- **EXTRACT**:
--- start ---

Friday, June 7, 2019

SpecialHeap

Hello everyone,

This week we are going to be looking into binary min-heaps, and how they can be used to find the k smallest elements within an given array of numbers and a given k value. As always, feel free to leave a comment and lets get right into this.

What is a Binary (min) Heap?

A binary heap is a data structure that takes the form of a binary tree. A binary heap has two different properties that defines what it is: a structure property and a heap-order property.

Structure wise, a binary heap takes the form of a complete binary tree. The heap-order property depends on the kind of binary heap we want to implement.

Since we are going to using a binary min-heap in our program, our heap-order property will be as follows: the root of the tree (or the subtree) is the smallest node in the tree (or subtree). Basically, the smallest value in the entire is at the root of the tree.

We will be able to take advantage of this heap-order property when finding the k smallest elements in a given array. In our implementation, we will be returning an array with the k smallest elements at the k greatest indices (for example we have an array [1, 2, 3, 4, 5, 6] and k = 2, then the result array would be [3, 4, 5, 6, 2, 1]).

The Implementation

In this lab, we will be implementing to kinds of template classes: a Heap class and a SpecialHeap class. Our Heap class will be our base binary min-heap class, while the SpecialHeap class inherits our Heap class. SpecialHeap will contain one unique method called get_k_smallest(), which will find the k smallest elements the array and format it as mentioned in the last paragraph of the "What is a Binary (min) Heap?" section.

Our Heap class will represent a complete binary tree in the form of a vector. This is possible by having our root node be at index 1 of the vector, our parent nodes being at k/2, our left child at 2k, and our right child at 2k+1. This can be seen below:
The reason why we are using a vector in our implementation of a binary min-heap instead of a binary tree is because it is simpler than implementing a binary tree, while also mimicking what a binary tree does. We can not use a binary search tree either because the heap-order property will violate the binary search tree order property.

Our vector in our Heap class will have a size of (2^N), where N is some value, so we have enough room to store a complete binary tree. Our vector will be initialized with the appropriate size in our default and parameterized constructor. Within our Heap class we will also have a "size" data member, which will keep track of the number of items that exist within our heap.

Our Heap class will have two private methods called _heapify() and _percolate_down(). _percolate_down() takes a vector index as input and ensures that the given element at the given index is in the correct place in the heap according to the heap-order property. _heapify() will be used in our parameterized constructor, and it ensures that an unordered heap becomes ordered. This is done by calling _percolate_down() starting from index N/2 and ending at 0.

We have two constructors: one default constructor and one parameterized constructor that takes in a vector as input. The default constructor initializes our internal vector to a default value of 128 (because of the 2^N requirement) and our size as 0. The parameterized constructor will set the size data member to the size of the input vector, set our internal vector to have a size of the input vector + 1, copy all the items from the input vector into our internal vector, and then call _heapify() to order our heap.

In both of the constructors, since the root starts at position 1, we fill position 0 with a sentinel value. The sentinel value is the lowest possible value for the data type that our template class is initialized for.

The rest of the methods are as follows:
  • is_empty(): Tells user if the heap is empty
  • insert(): Inserts an element into the heap
  • delete_min(): Deletes the smallest element in the heap (basically the root)

--- end ---

- **SHORT EXERCISE A**: Please change "heap-order property" to "ordering rule" in the binary heap post from "This week we" up to and including "want to implement.", and give that stretch again.
The binary heap post and the records below it are separate material.

- **DATA SECTION**:
--- start ---

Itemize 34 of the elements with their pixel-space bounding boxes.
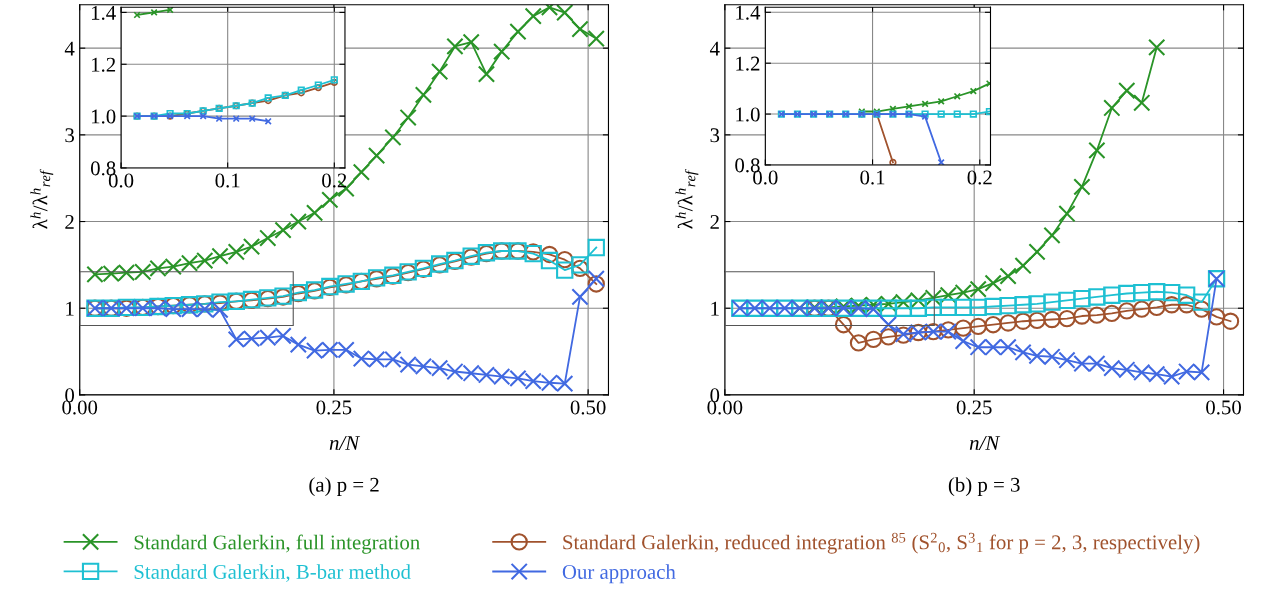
y-tick-label: 3 — [710, 128, 720, 143]
text: (b) p = 3 — [948, 477, 1020, 497]
x-tick-label: 0.2 — [322, 173, 347, 188]
y-tick-label: 1 — [711, 301, 719, 316]
x-axis-title: n/N — [969, 436, 1001, 450]
y-tick-label: 4 — [64, 41, 75, 56]
y-tick-label: 1.0 — [91, 109, 116, 124]
x-axis-title: n/N — [329, 436, 361, 450]
text: (a) p = 2 — [309, 477, 379, 497]
y-tick-label: 1.2 — [91, 57, 116, 72]
y-tick-label: 1.4 — [91, 5, 116, 20]
x-tick-label: 0.1 — [860, 170, 885, 185]
legend-label: Standard Galerkin, B-bar method — [134, 564, 411, 582]
y-axis-title: λ$^{h}$/λ$^{h}$$_{ref}$ — [675, 169, 699, 229]
y-tick-label: 3 — [65, 128, 75, 143]
text: Standard Galerkin, reduced integration $^{85}$ (S$^{2}$$_{0}$, S$^{3}$$_{1}$ for p = 2, 3, respectively) — [563, 532, 1200, 554]
x-tick-label: 0.1 — [215, 173, 240, 188]
y-tick-label: 1.0 — [736, 107, 760, 122]
y-tick-label: 4 — [709, 41, 720, 56]
x-tick-label: 0.2 — [967, 170, 992, 185]
y-tick-label: 0 — [710, 388, 720, 403]
y-tick-label: 1.2 — [736, 56, 760, 71]
y-tick-label: 1 — [66, 301, 74, 316]
y-tick-label: 2 — [65, 214, 74, 229]
legend-label: Our approach — [562, 564, 676, 584]
y-tick-label: 1.4 — [736, 5, 761, 20]
y-axis-title: λ$^{h}$/λ$^{h}$$_{ref}$ — [30, 169, 54, 229]
x-tick-label: 0.25 — [956, 400, 992, 415]
x-tick-label: 0.50 — [570, 400, 606, 415]
x-tick-label: 0.25 — [316, 400, 352, 415]
x-tick-label: 0.00 — [707, 400, 743, 415]
legend-label: Standard Galerkin, full integration — [134, 534, 420, 554]
y-tick-label: 2 — [710, 214, 719, 229]
x-tick-label: 0.50 — [1206, 400, 1241, 415]
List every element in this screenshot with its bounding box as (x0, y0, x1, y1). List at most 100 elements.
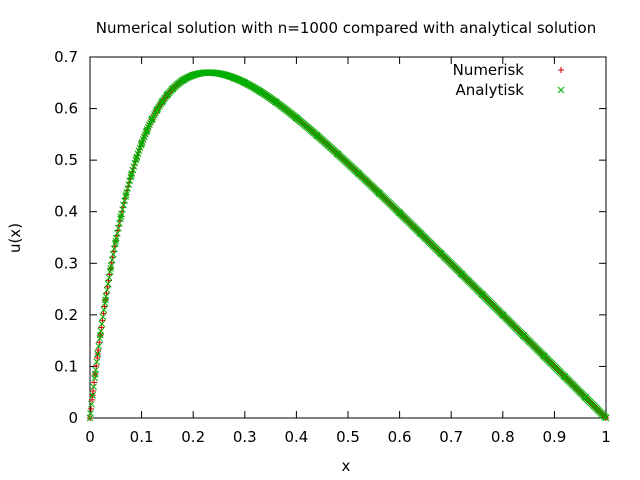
x-tick-label: 0.8 (491, 428, 515, 446)
data-point-analytisk (113, 229, 121, 237)
series-numerisk (87, 69, 609, 421)
data-point-analytisk (90, 383, 97, 391)
data-point-analytisk (151, 111, 158, 118)
data-point-analytisk (148, 116, 156, 123)
y-tick-label: 0.2 (54, 306, 78, 324)
data-point-analytisk (86, 414, 94, 422)
data-point-analytisk (120, 201, 127, 209)
data-point-analytisk (94, 350, 102, 358)
data-point-analytisk (478, 290, 486, 298)
data-point-analytisk (88, 400, 95, 408)
data-point-analytisk (354, 170, 362, 177)
data-point-analytisk (96, 331, 104, 339)
data-point-numerisk (94, 354, 101, 361)
y-axis-label: u(x) (6, 223, 24, 253)
y-tick-label: 0 (68, 409, 78, 427)
legend-marker-numerisk-glyph (558, 67, 564, 73)
data-point-analytisk (200, 69, 207, 77)
data-point-analytisk (272, 98, 280, 106)
data-point-analytisk (231, 74, 238, 82)
data-point-numerisk (88, 405, 95, 412)
data-point-analytisk (107, 262, 115, 270)
legend-label-numerisk: Numerisk (453, 61, 525, 79)
legend-marker-numerisk (558, 67, 564, 73)
x-tick-label: 0 (85, 428, 95, 446)
y-tick-label: 0.6 (54, 100, 78, 118)
data-point-analytisk (107, 265, 114, 272)
data-point-numerisk (96, 339, 103, 346)
data-point-analytisk (241, 79, 249, 87)
data-point-numerisk (98, 324, 105, 331)
data-point-analytisk (158, 98, 166, 106)
data-point-analytisk (127, 171, 135, 179)
x-tick-label: 0.6 (388, 428, 412, 446)
data-point-analytisk (95, 342, 103, 350)
data-point-numerisk (89, 396, 96, 403)
data-point-numerisk (101, 303, 108, 310)
data-point-analytisk (458, 270, 465, 278)
data-point-analytisk (104, 280, 112, 288)
data-point-analytisk (91, 370, 99, 378)
y-tick-label: 0.1 (54, 357, 78, 375)
data-point-analytisk (293, 114, 300, 122)
series-layer (86, 69, 610, 422)
data-point-analytisk (210, 69, 218, 77)
data-point-analytisk (416, 230, 424, 237)
data-point-analytisk (89, 391, 96, 399)
data-point-analytisk (189, 71, 197, 79)
legend-marker-analytisk-glyph (557, 86, 565, 94)
data-point-analytisk (122, 191, 130, 199)
data-point-numerisk (95, 346, 102, 353)
data-point-analytisk (169, 85, 176, 93)
data-point-analytisk (334, 150, 342, 158)
data-point-analytisk (138, 140, 145, 147)
data-point-analytisk (520, 332, 527, 339)
plot-area-frame (89, 56, 607, 419)
y-tick-label: 0.5 (54, 151, 78, 169)
data-point-analytisk (164, 91, 171, 99)
data-point-analytisk (602, 414, 610, 422)
data-point-analytisk (108, 256, 116, 264)
data-point-analytisk (117, 213, 125, 220)
legend-marker-analytisk (557, 86, 565, 94)
data-point-analytisk (102, 296, 109, 304)
data-point-analytisk (133, 154, 140, 162)
x-tick-label: 0.3 (233, 428, 257, 446)
legend-label-analytisk: Analytisk (455, 81, 524, 99)
data-point-analytisk (540, 352, 548, 360)
data-point-analytisk (98, 320, 106, 328)
chart-title: Numerical solution with n=1000 compared … (96, 19, 597, 37)
data-point-analytisk (126, 177, 134, 185)
data-point-analytisk (256, 88, 264, 95)
data-point-analytisk (105, 274, 113, 281)
data-point-analytisk (561, 373, 569, 381)
data-point-analytisk (499, 311, 507, 319)
data-point-numerisk (90, 388, 97, 395)
data-point-analytisk (121, 197, 128, 205)
data-point-analytisk (111, 240, 119, 247)
data-point-analytisk (112, 237, 120, 245)
x-tick-label: 1 (601, 428, 611, 446)
data-point-numerisk (93, 362, 100, 369)
x-tick-label: 0.7 (439, 428, 463, 446)
data-point-analytisk (124, 185, 132, 192)
data-point-analytisk (109, 250, 117, 258)
data-point-numerisk (91, 379, 98, 386)
data-point-analytisk (153, 106, 161, 114)
x-tick-label: 0.1 (130, 428, 154, 446)
data-point-analytisk (437, 250, 445, 257)
data-point-analytisk (396, 209, 403, 217)
data-point-analytisk (93, 358, 101, 366)
data-point-numerisk (100, 310, 107, 317)
data-point-analytisk (125, 181, 133, 188)
data-point-analytisk (145, 121, 153, 129)
ticks-layer: 0 0.1 0.2 0.3 0.4 0.5 0.6 0.7 0.8 0.9 1 0 0.1 0.2 0.3 0… (54, 48, 611, 446)
data-point-analytisk (110, 245, 118, 253)
legend: Numerisk Analytisk (453, 61, 565, 99)
y-tick-label: 0.7 (54, 48, 78, 66)
data-point-analytisk (582, 394, 589, 401)
data-point-analytisk (123, 189, 130, 196)
x-tick-label: 0.4 (284, 428, 308, 446)
y-tick-label: 0.4 (54, 203, 78, 221)
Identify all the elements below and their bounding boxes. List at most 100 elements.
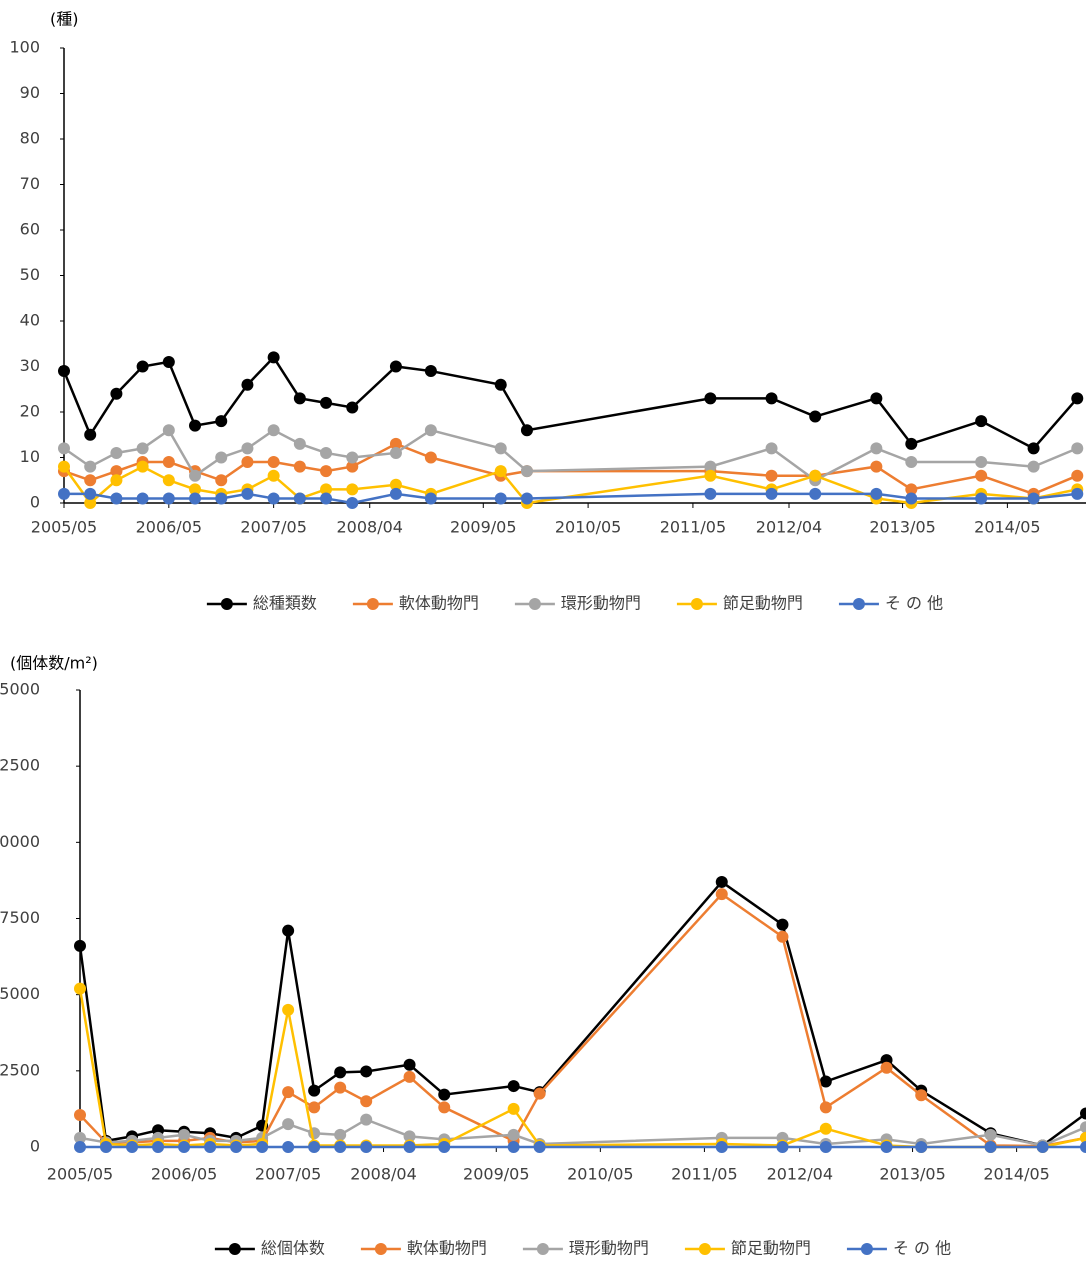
data-point: [533, 1087, 546, 1100]
data-point: [389, 360, 402, 373]
data-point: [110, 387, 123, 400]
x-tick-label: 2012/04: [756, 518, 822, 537]
data-point: [424, 424, 437, 437]
x-tick-label: 2012/04: [767, 1165, 833, 1184]
legend-label: 総種類数: [253, 594, 317, 613]
data-point: [267, 351, 280, 364]
legend-marker: [228, 1243, 241, 1255]
y-tick-label: 30: [20, 356, 40, 375]
data-point: [1080, 1107, 1086, 1120]
legend-label: 節足動物門: [723, 594, 803, 613]
data-point: [715, 888, 728, 901]
data-point: [520, 492, 533, 505]
y-axis-title: (個体数/m²): [10, 654, 98, 673]
data-point: [915, 1089, 928, 1102]
data-point: [507, 1102, 520, 1115]
data-point: [776, 930, 789, 943]
data-point: [293, 392, 306, 405]
data-point: [308, 1101, 321, 1114]
data-point: [389, 446, 402, 459]
data-point: [520, 424, 533, 437]
data-point: [360, 1095, 373, 1108]
data-point: [1080, 1141, 1086, 1153]
x-tick-label: 2009/05: [450, 518, 516, 537]
legend-label: そ の 他: [885, 594, 943, 613]
data-point: [162, 424, 175, 437]
y-tick-label: 10000: [0, 832, 40, 851]
data-point: [241, 378, 254, 391]
data-point: [905, 437, 918, 450]
data-point: [215, 415, 228, 428]
data-point: [334, 1066, 347, 1079]
data-point: [1071, 487, 1084, 500]
data-point: [1071, 442, 1084, 455]
data-point: [308, 1084, 321, 1097]
x-tick-label: 2006/05: [151, 1165, 217, 1184]
data-point: [403, 1070, 416, 1083]
data-point: [100, 1141, 113, 1153]
data-point: [241, 487, 254, 500]
data-point: [819, 1101, 832, 1114]
data-point: [389, 487, 402, 500]
data-point: [346, 451, 359, 464]
y-tick-label: 80: [20, 129, 40, 148]
data-point: [494, 442, 507, 455]
series-line: [62, 355, 1079, 450]
data-point: [765, 392, 778, 405]
data-point: [494, 378, 507, 391]
data-point: [507, 1128, 520, 1141]
x-tick-label: 2009/05: [463, 1165, 529, 1184]
data-point: [704, 460, 717, 473]
data-point: [282, 924, 295, 937]
data-point: [507, 1141, 520, 1153]
data-point: [241, 442, 254, 455]
data-point: [1071, 392, 1084, 405]
data-point: [984, 1128, 997, 1141]
x-tick-label: 2008/04: [350, 1165, 416, 1184]
data-point: [424, 492, 437, 505]
data-point: [870, 487, 883, 500]
data-point: [494, 465, 507, 478]
data-point: [809, 410, 822, 423]
data-point: [84, 497, 97, 509]
data-point: [438, 1101, 451, 1114]
data-point: [704, 487, 717, 500]
data-point: [819, 1075, 832, 1088]
data-point: [975, 456, 988, 469]
data-point: [320, 492, 333, 505]
data-point: [189, 419, 202, 432]
legend-marker: [220, 598, 233, 610]
x-tick-label: 2005/05: [31, 518, 97, 537]
data-point: [58, 487, 70, 500]
y-axis-title: (種): [50, 10, 79, 29]
data-point: [215, 474, 228, 487]
data-point: [84, 460, 97, 473]
data-point: [1027, 460, 1040, 473]
data-point: [136, 442, 149, 455]
data-point: [162, 456, 175, 469]
x-tick-label: 2007/05: [255, 1165, 321, 1184]
data-point: [1027, 492, 1040, 505]
data-point: [905, 483, 918, 496]
data-point: [126, 1141, 139, 1153]
data-point: [346, 483, 359, 496]
data-point: [74, 939, 86, 952]
legend-label: 総個体数: [261, 1239, 325, 1258]
data-point: [320, 396, 333, 409]
data-point: [494, 492, 507, 505]
data-point: [389, 437, 402, 450]
y-tick-label: 40: [20, 311, 40, 330]
data-point: [870, 460, 883, 473]
data-point: [282, 1086, 295, 1099]
data-point: [110, 492, 123, 505]
x-tick-label: 2010/05: [567, 1165, 633, 1184]
y-tick-label: 60: [20, 220, 40, 239]
data-point: [84, 474, 97, 487]
series-line: [78, 988, 1086, 1149]
data-point: [162, 355, 175, 368]
data-point: [84, 487, 97, 500]
legend-marker: [852, 598, 865, 610]
data-point: [346, 401, 359, 414]
data-point: [230, 1141, 243, 1153]
x-tick-label: 2014/05: [974, 518, 1040, 537]
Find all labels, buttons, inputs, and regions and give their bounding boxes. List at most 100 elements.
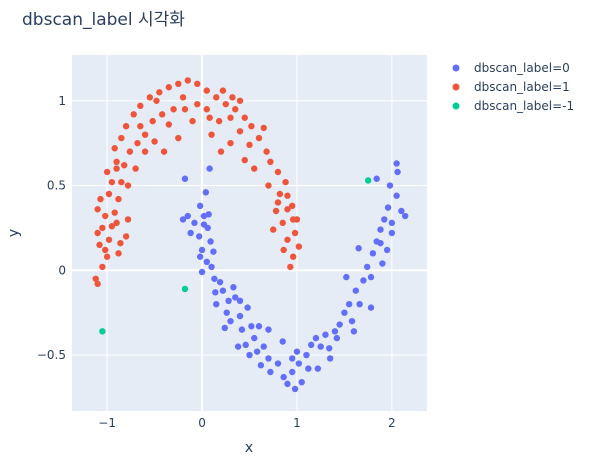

--- end ---

- **SHORT EXERCISE B**: Pull out every line of the records that holds the string "text", with case counting.

- **EXERCISE RESPONSE A**:
This week we are going to be looking into binary min-heaps, and how they can be used to find the k smallest elements within an given array of numbers and a given k value. As always, feel free to leave a comment and lets get right into this.

What is a Binary (min) Heap?

A binary heap is a data structure that takes the form of a binary tree. A binary heap has two different properties that defines what it is: a structure property and a ordering rule.

Structure wise, a binary heap takes the form of a complete binary tree. The ordering rule depends on the kind of binary heap we want to implement.

- **EXERCISE RESPONSE B**:
text: (b) p = 3 — [948, 477, 1020, 497]
text: (a) p = 2 — [309, 477, 379, 497]
text: Standard Galerkin, reduced integration $^{85}$ (S$^{2}$$_{0}$, S$^{3}$$_{1}$ for p = 2, 3, respectively) — [563, 532, 1200, 554]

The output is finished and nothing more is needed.